> Work to do
A - In the Dremio thread, rewrite the part that opens with the words containing "Dremio Cloud consists" and closes with "for query execution.", substituting "worker nodes" for "compute engines".
B - For each statement, say whether it agrees with the Dremio thread, and quote the words that settle it: (i) Dremio Cloud was available on AWS at the time of writing; (ii) the Dremio Cloud control plane is hosted in a customer-managed cloud account; (iii) Dremio Executors were built to be persistent.
C - List every Kubernetes service that the Dremio thread names as a way to deploy Dremio Software.

I was trying to understand why Dremi chose to have query planning in the Dremio VPC (control plane) rather than in the customer VPC (data plane). Does anyone have a historical or architectural perspective on this design choice?
Welcome to the Dremio community.
Regarding your shared question: In Dremio, the Query planning is handled by the master/Coordinator. In the case of Dremio Cloud, it is the Control Plane.
Dremio Cloud consists of two major architectural components: (i) an always-on global control plane that receives queries from clients and is responsible for query planning and engine management. This control plane is hosted and monitored by Dremio, in a Dremio-managed cloud account
and (ii) an execution plane comprised of compute engines that are responsible for query execution.
Please refer to the below link for Dremio Cloud Architecture for more details:
Ref: Dremio Cloud: Under the Hood | Dremio
Additional reference - although it is specific to Dremio Software Edition deployment architecture which is different from the cloud edition:
Hope this helps. Let us if you have further queries.
Thanks for the quick response.
I was trying to understand why Dremio chose this architecture. The 2 options are:
- Query Planning in Dremio VPC. Execution in customer VPC.
- Query Planning and Execution in customer VPC.
The #2 is generally, how I have seen most SaaS services operate.
May be you can shed some light on why Dremio chose #1 option.
Have a wonderful day.
While this may be “an” explanation, it may not be “the” explanation. I’ll let Dremio PMs chime in for an exact response.
There are broadly two modes of deployment of Dremio:
- Dremio Software (self managed) → Install yourself on top of any cloud VMs (AWS, GCP, Azure) or on on-prem hardware. You can also deploy over Kubernetes (including EKS, AKS, GKE) or over YARN.
- Dremio Cloud (managed service) → Available on AWS as of writing.
Both of these have free and enterprise versions. You can see a “Capabilities Overview” table here (scroll down).
Historically, and even today, in Dremio Software, the Dremio Coordinators does the Query Planning (amongst other things like, for example, hosting the UI). This translated broadly to Dremio Cloud’s Control Plane. The Coordinator was the brains of the system and also, by extension, a single point of failure if high availability was not configured. So it made sense for Dremio Cloud’s Control Plane to be in Dremio’s VPC to allow for high uptime, monitoring and also provide online feature upgrades & bug fixes.
Dremio Executors, on the other hand, were built to be ephemeral and also work directly with the data by executing the query plan sent by the coordinator. This translated broadly to Dremio Cloud’s Execution Plane. So it naturally made sense that this belonged within the Customer VPC where the data is.
Hope that helps a little!

> Source material
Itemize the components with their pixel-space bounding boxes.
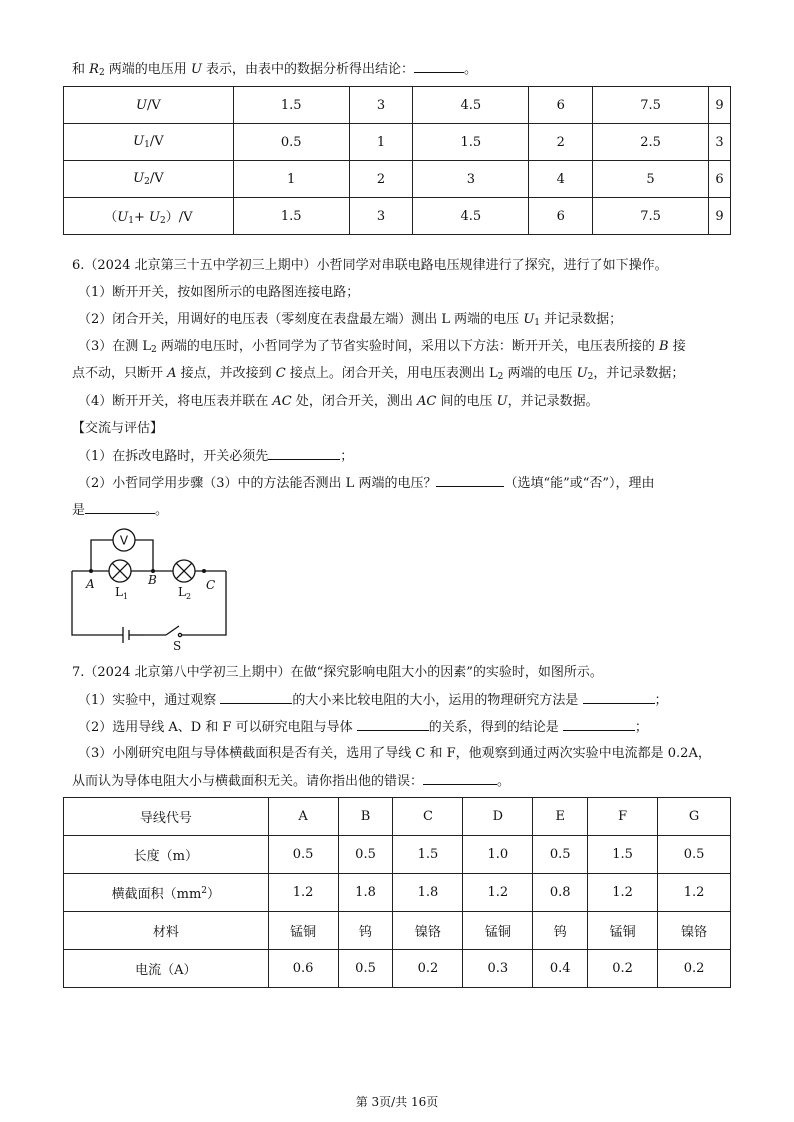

> Solution set
A -
Dremio Cloud consists of two major architectural components: (i) an always-on global control plane that receives queries from clients and is responsible for query planning and engine management. This control plane is hosted and monitored by Dremio, in a Dremio-managed cloud account
and (ii) an execution plane comprised of worker nodes that are responsible for query execution.

B -
(i) Yes: "Available on AWS as of writing."
(ii) No: "hosted and monitored by Dremio, in a Dremio-managed cloud account"
(iii) No: "Dremio Executors, on the other hand, were built to be ephemeral"

C - EKS, AKS, GKE